Prompt:
Extract each line holding the word "Cuándo" from the entries.

[Records from a collection of figures]
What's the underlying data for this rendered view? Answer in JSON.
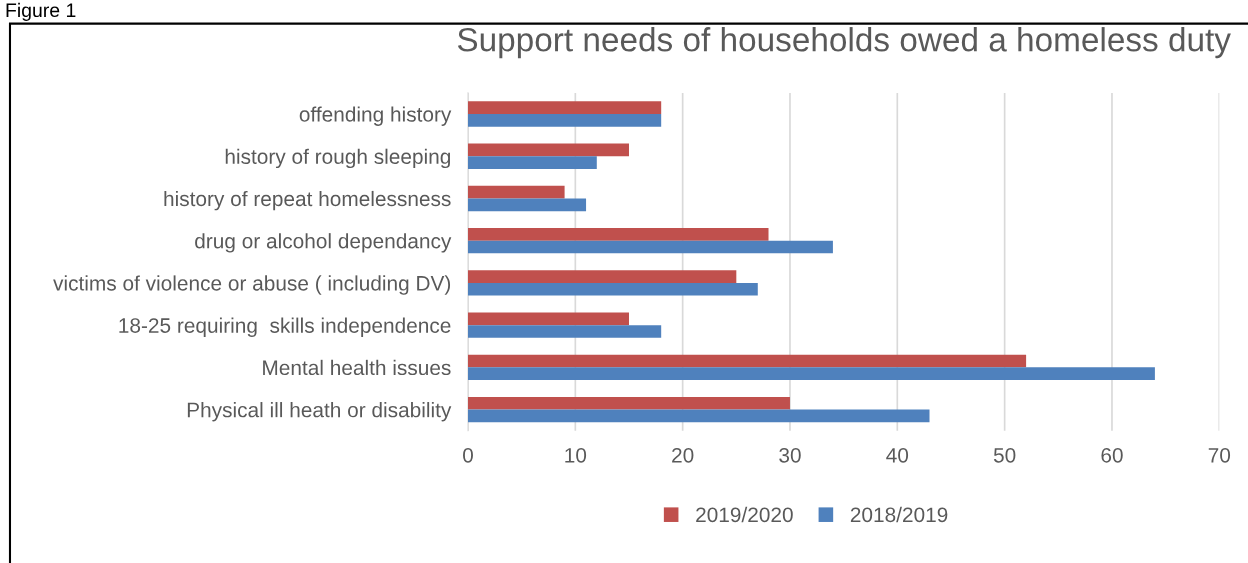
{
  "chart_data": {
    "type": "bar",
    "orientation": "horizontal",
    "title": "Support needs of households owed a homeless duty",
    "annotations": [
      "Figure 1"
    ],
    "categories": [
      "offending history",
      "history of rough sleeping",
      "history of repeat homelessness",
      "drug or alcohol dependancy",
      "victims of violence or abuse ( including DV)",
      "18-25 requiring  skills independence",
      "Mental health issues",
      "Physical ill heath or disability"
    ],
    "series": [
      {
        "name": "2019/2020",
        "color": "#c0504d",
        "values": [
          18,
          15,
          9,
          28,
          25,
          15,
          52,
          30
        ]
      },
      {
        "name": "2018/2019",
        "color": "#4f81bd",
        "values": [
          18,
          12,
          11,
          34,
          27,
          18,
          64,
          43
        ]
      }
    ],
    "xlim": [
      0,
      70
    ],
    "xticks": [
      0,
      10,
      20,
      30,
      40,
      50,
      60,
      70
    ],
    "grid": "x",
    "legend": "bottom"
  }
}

* * *

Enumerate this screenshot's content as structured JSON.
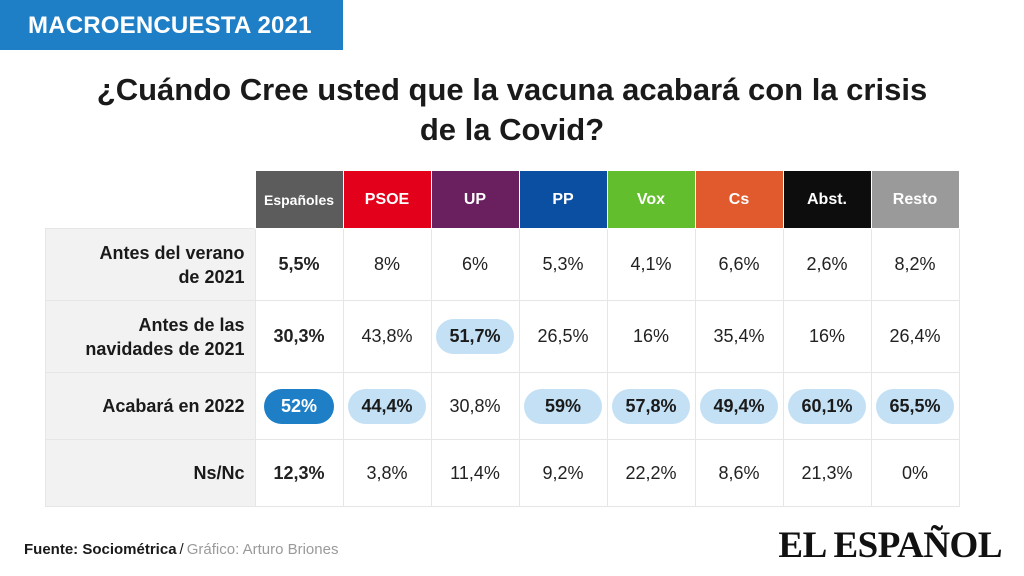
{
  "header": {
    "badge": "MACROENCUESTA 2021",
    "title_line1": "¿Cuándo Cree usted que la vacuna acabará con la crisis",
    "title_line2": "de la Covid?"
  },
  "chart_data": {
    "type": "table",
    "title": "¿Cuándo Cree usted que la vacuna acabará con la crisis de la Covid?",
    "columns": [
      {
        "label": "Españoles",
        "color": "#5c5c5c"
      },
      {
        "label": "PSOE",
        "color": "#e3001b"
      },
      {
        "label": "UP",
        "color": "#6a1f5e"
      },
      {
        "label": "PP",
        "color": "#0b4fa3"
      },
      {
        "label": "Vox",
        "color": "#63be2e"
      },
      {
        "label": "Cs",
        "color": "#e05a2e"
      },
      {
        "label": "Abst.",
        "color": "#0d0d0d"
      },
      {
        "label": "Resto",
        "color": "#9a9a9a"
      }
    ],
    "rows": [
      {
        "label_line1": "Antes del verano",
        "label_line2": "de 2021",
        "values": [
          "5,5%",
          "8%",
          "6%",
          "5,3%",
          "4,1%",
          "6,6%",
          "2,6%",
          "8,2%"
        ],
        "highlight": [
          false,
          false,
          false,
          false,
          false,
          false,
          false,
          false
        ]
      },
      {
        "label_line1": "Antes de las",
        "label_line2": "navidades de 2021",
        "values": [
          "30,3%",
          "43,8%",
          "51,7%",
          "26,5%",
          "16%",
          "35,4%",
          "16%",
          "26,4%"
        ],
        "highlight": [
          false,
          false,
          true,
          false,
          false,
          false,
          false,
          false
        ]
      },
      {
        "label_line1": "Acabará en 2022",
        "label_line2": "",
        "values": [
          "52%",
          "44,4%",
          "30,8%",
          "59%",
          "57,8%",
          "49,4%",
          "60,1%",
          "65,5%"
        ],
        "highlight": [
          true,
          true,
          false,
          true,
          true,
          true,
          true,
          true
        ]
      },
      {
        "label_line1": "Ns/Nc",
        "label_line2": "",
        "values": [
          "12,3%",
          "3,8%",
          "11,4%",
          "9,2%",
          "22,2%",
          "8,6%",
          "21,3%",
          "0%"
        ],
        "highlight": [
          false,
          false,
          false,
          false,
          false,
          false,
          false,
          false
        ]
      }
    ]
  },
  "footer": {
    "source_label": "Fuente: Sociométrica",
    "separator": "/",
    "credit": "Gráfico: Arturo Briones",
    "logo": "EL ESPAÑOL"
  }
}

==

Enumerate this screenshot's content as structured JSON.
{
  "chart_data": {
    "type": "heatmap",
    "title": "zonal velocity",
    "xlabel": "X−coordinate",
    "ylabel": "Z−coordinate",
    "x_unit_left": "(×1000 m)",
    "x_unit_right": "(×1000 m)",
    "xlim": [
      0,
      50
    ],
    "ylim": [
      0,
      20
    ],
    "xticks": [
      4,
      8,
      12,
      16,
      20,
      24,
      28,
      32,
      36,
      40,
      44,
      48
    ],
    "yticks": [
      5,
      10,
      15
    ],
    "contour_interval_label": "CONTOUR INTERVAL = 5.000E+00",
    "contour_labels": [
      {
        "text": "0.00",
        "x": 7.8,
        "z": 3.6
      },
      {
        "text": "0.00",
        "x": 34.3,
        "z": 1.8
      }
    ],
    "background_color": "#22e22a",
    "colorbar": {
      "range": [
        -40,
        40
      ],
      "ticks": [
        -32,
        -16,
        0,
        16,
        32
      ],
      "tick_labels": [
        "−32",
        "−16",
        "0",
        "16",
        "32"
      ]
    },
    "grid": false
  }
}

Expected answer:
    "title_line1": "¿Cuándo Cree usted que la vacuna acabará con la crisis",
    "title": "¿Cuándo Cree usted que la vacuna acabará con la crisis de la Covid?",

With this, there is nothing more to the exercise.